[WORK INSTRUCTIONS] Output the material below unchanged, apart from leaving out the pictures.

· · · · · · ·

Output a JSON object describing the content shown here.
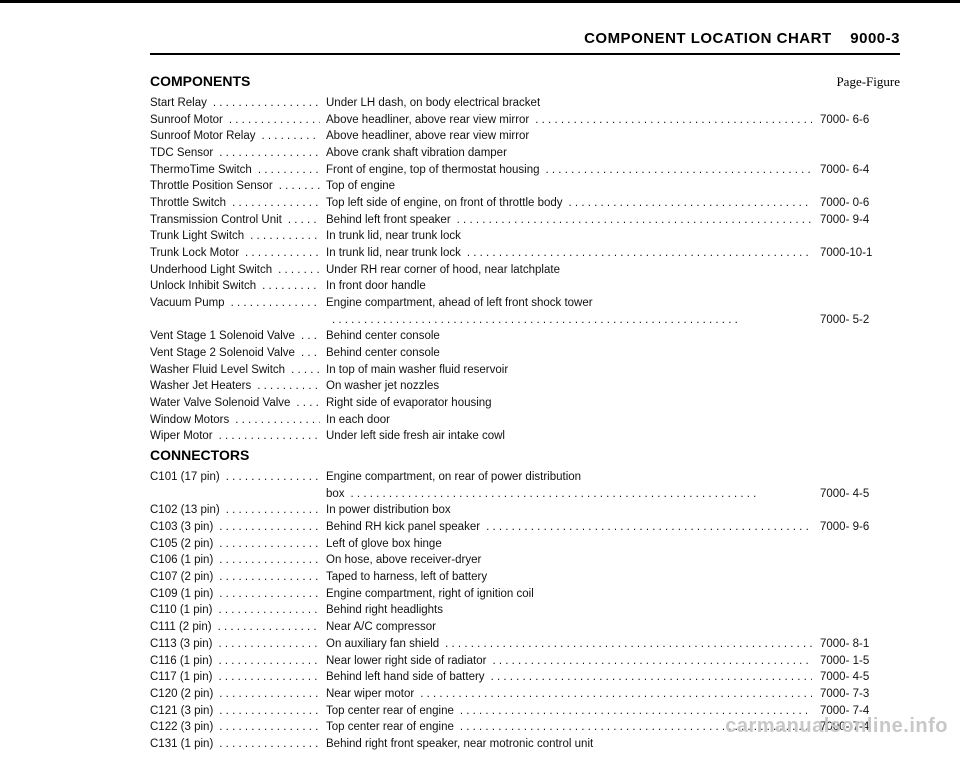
{
  "header": {
    "title_left": "COMPONENT LOCATION CHART",
    "title_right": "9000-3"
  },
  "sections": [
    {
      "heading": "COMPONENTS",
      "page_fig_label": "Page-Figure",
      "rows": [
        {
          "name": "Start Relay",
          "location": "Under LH dash, on body electrical bracket",
          "ref": ""
        },
        {
          "name": "Sunroof Motor",
          "location": "Above headliner, above rear view mirror",
          "ref": "7000- 6-6"
        },
        {
          "name": "Sunroof Motor Relay",
          "location": "Above headliner, above rear view mirror",
          "ref": ""
        },
        {
          "name": "TDC Sensor",
          "location": "Above crank shaft vibration damper",
          "ref": ""
        },
        {
          "name": "ThermoTime Switch",
          "location": "Front of engine, top of thermostat housing",
          "ref": "7000- 6-4"
        },
        {
          "name": "Throttle Position Sensor",
          "location": "Top of engine",
          "ref": ""
        },
        {
          "name": "Throttle Switch",
          "location": "Top left side of engine, on front of throttle body",
          "ref": "7000- 0-6"
        },
        {
          "name": "Transmission Control Unit",
          "location": "Behind left front speaker",
          "ref": "7000- 9-4"
        },
        {
          "name": "Trunk Light Switch",
          "location": "In trunk lid, near trunk lock",
          "ref": ""
        },
        {
          "name": "Trunk Lock Motor",
          "location": "In trunk lid, near trunk lock",
          "ref": "7000-10-1"
        },
        {
          "name": "Underhood Light Switch",
          "location": "Under RH rear corner of hood, near latchplate",
          "ref": ""
        },
        {
          "name": "Unlock Inhibit Switch",
          "location": "In front door handle",
          "ref": ""
        },
        {
          "name": "Vacuum Pump",
          "location": "Engine compartment, ahead of left front shock tower",
          "ref": ""
        },
        {
          "name": "",
          "location": "",
          "ref": "7000- 5-2",
          "indent": true
        },
        {
          "name": "Vent Stage 1 Solenoid Valve",
          "location": "Behind center console",
          "ref": ""
        },
        {
          "name": "Vent Stage 2 Solenoid Valve",
          "location": "Behind center console",
          "ref": ""
        },
        {
          "name": "Washer Fluid Level Switch",
          "location": "In top of main washer fluid reservoir",
          "ref": ""
        },
        {
          "name": "Washer Jet Heaters",
          "location": "On washer jet nozzles",
          "ref": ""
        },
        {
          "name": "Water Valve Solenoid Valve",
          "location": "Right side of evaporator housing",
          "ref": ""
        },
        {
          "name": "Window Motors",
          "location": "In each door",
          "ref": ""
        },
        {
          "name": "Wiper Motor",
          "location": "Under left side fresh air intake cowl",
          "ref": ""
        }
      ]
    },
    {
      "heading": "CONNECTORS",
      "page_fig_label": "",
      "rows": [
        {
          "name": "C101 (17 pin)",
          "location": "Engine compartment, on rear of power distribution",
          "ref": ""
        },
        {
          "name": "",
          "location": "box",
          "ref": "7000- 4-5",
          "indent": true
        },
        {
          "name": "C102 (13 pin)",
          "location": "In power distribution box",
          "ref": ""
        },
        {
          "name": "C103 (3 pin)",
          "location": "Behind RH kick panel speaker",
          "ref": "7000- 9-6"
        },
        {
          "name": "C105 (2 pin)",
          "location": "Left of glove box hinge",
          "ref": ""
        },
        {
          "name": "C106 (1 pin)",
          "location": "On hose, above receiver-dryer",
          "ref": ""
        },
        {
          "name": "C107 (2 pin)",
          "location": "Taped to harness, left of battery",
          "ref": ""
        },
        {
          "name": "C109 (1 pin)",
          "location": "Engine compartment, right of ignition coil",
          "ref": ""
        },
        {
          "name": "C110 (1 pin)",
          "location": "Behind right headlights",
          "ref": ""
        },
        {
          "name": "C111 (2 pin)",
          "location": "Near A/C compressor",
          "ref": ""
        },
        {
          "name": "C113 (3 pin)",
          "location": "On auxiliary fan shield",
          "ref": "7000- 8-1"
        },
        {
          "name": "C116 (1 pin)",
          "location": "Near lower right side of radiator",
          "ref": "7000- 1-5"
        },
        {
          "name": "C117 (1 pin)",
          "location": "Behind left hand side of battery",
          "ref": "7000- 4-5"
        },
        {
          "name": "C120 (2 pin)",
          "location": "Near wiper motor",
          "ref": "7000- 7-3"
        },
        {
          "name": "C121 (3 pin)",
          "location": "Top center rear of engine",
          "ref": "7000- 7-4"
        },
        {
          "name": "C122 (3 pin)",
          "location": "Top center rear of engine",
          "ref": "7000- 7-4"
        },
        {
          "name": "C131 (1 pin)",
          "location": "Behind right front speaker, near motronic control unit",
          "ref": ""
        }
      ]
    }
  ],
  "watermark": "carmanualsonline.info"
}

· · · · · · ·

[EXERCISE RESPONSE]
Output a JSON object describing the content shown here.
{
  "header": {
    "title_left": "COMPONENT LOCATION CHART",
    "title_right": "9000-3"
  },
  "sections": [
    {
      "heading": "COMPONENTS",
      "page_fig_label": "Page-Figure",
      "rows": [
        {
          "name": "Start Relay",
          "location": "Under LH dash, on body electrical bracket",
          "ref": ""
        },
        {
          "name": "Sunroof Motor",
          "location": "Above headliner, above rear view mirror",
          "ref": "7000- 6-6"
        },
        {
          "name": "Sunroof Motor Relay",
          "location": "Above headliner, above rear view mirror",
          "ref": ""
        },
        {
          "name": "TDC Sensor",
          "location": "Above crank shaft vibration damper",
          "ref": ""
        },
        {
          "name": "ThermoTime Switch",
          "location": "Front of engine, top of thermostat housing",
          "ref": "7000- 6-4"
        },
        {
          "name": "Throttle Position Sensor",
          "location": "Top of engine",
          "ref": ""
        },
        {
          "name": "Throttle Switch",
          "location": "Top left side of engine, on front of throttle body",
          "ref": "7000- 0-6"
        },
        {
          "name": "Transmission Control Unit",
          "location": "Behind left front speaker",
          "ref": "7000- 9-4"
        },
        {
          "name": "Trunk Light Switch",
          "location": "In trunk lid, near trunk lock",
          "ref": ""
        },
        {
          "name": "Trunk Lock Motor",
          "location": "In trunk lid, near trunk lock",
          "ref": "7000-10-1"
        },
        {
          "name": "Underhood Light Switch",
          "location": "Under RH rear corner of hood, near latchplate",
          "ref": ""
        },
        {
          "name": "Unlock Inhibit Switch",
          "location": "In front door handle",
          "ref": ""
        },
        {
          "name": "Vacuum Pump",
          "location": "Engine compartment, ahead of left front shock tower",
          "ref": ""
        },
        {
          "name": "",
          "location": "",
          "ref": "7000- 5-2",
          "indent": true
        },
        {
          "name": "Vent Stage 1 Solenoid Valve",
          "location": "Behind center console",
          "ref": ""
        },
        {
          "name": "Vent Stage 2 Solenoid Valve",
          "location": "Behind center console",
          "ref": ""
        },
        {
          "name": "Washer Fluid Level Switch",
          "location": "In top of main washer fluid reservoir",
          "ref": ""
        },
        {
          "name": "Washer Jet Heaters",
          "location": "On washer jet nozzles",
          "ref": ""
        },
        {
          "name": "Water Valve Solenoid Valve",
          "location": "Right side of evaporator housing",
          "ref": ""
        },
        {
          "name": "Window Motors",
          "location": "In each door",
          "ref": ""
        },
        {
          "name": "Wiper Motor",
          "location": "Under left side fresh air intake cowl",
          "ref": ""
        }
      ]
    },
    {
      "heading": "CONNECTORS",
      "page_fig_label": "",
      "rows": [
        {
          "name": "C101 (17 pin)",
          "location": "Engine compartment, on rear of power distribution",
          "ref": ""
        },
        {
          "name": "",
          "location": "box",
          "ref": "7000- 4-5",
          "indent": true
        },
        {
          "name": "C102 (13 pin)",
          "location": "In power distribution box",
          "ref": ""
        },
        {
          "name": "C103 (3 pin)",
          "location": "Behind RH kick panel speaker",
          "ref": "7000- 9-6"
        },
        {
          "name": "C105 (2 pin)",
          "location": "Left of glove box hinge",
          "ref": ""
        },
        {
          "name": "C106 (1 pin)",
          "location": "On hose, above receiver-dryer",
          "ref": ""
        },
        {
          "name": "C107 (2 pin)",
          "location": "Taped to harness, left of battery",
          "ref": ""
        },
        {
          "name": "C109 (1 pin)",
          "location": "Engine compartment, right of ignition coil",
          "ref": ""
        },
        {
          "name": "C110 (1 pin)",
          "location": "Behind right headlights",
          "ref": ""
        },
        {
          "name": "C111 (2 pin)",
          "location": "Near A/C compressor",
          "ref": ""
        },
        {
          "name": "C113 (3 pin)",
          "location": "On auxiliary fan shield",
          "ref": "7000- 8-1"
        },
        {
          "name": "C116 (1 pin)",
          "location": "Near lower right side of radiator",
          "ref": "7000- 1-5"
        },
        {
          "name": "C117 (1 pin)",
          "location": "Behind left hand side of battery",
          "ref": "7000- 4-5"
        },
        {
          "name": "C120 (2 pin)",
          "location": "Near wiper motor",
          "ref": "7000- 7-3"
        },
        {
          "name": "C121 (3 pin)",
          "location": "Top center rear of engine",
          "ref": "7000- 7-4"
        },
        {
          "name": "C122 (3 pin)",
          "location": "Top center rear of engine",
          "ref": "7000- 7-4"
        },
        {
          "name": "C131 (1 pin)",
          "location": "Behind right front speaker, near motronic control unit",
          "ref": ""
        }
      ]
    }
  ],
  "watermark": "carmanualsonline.info"
}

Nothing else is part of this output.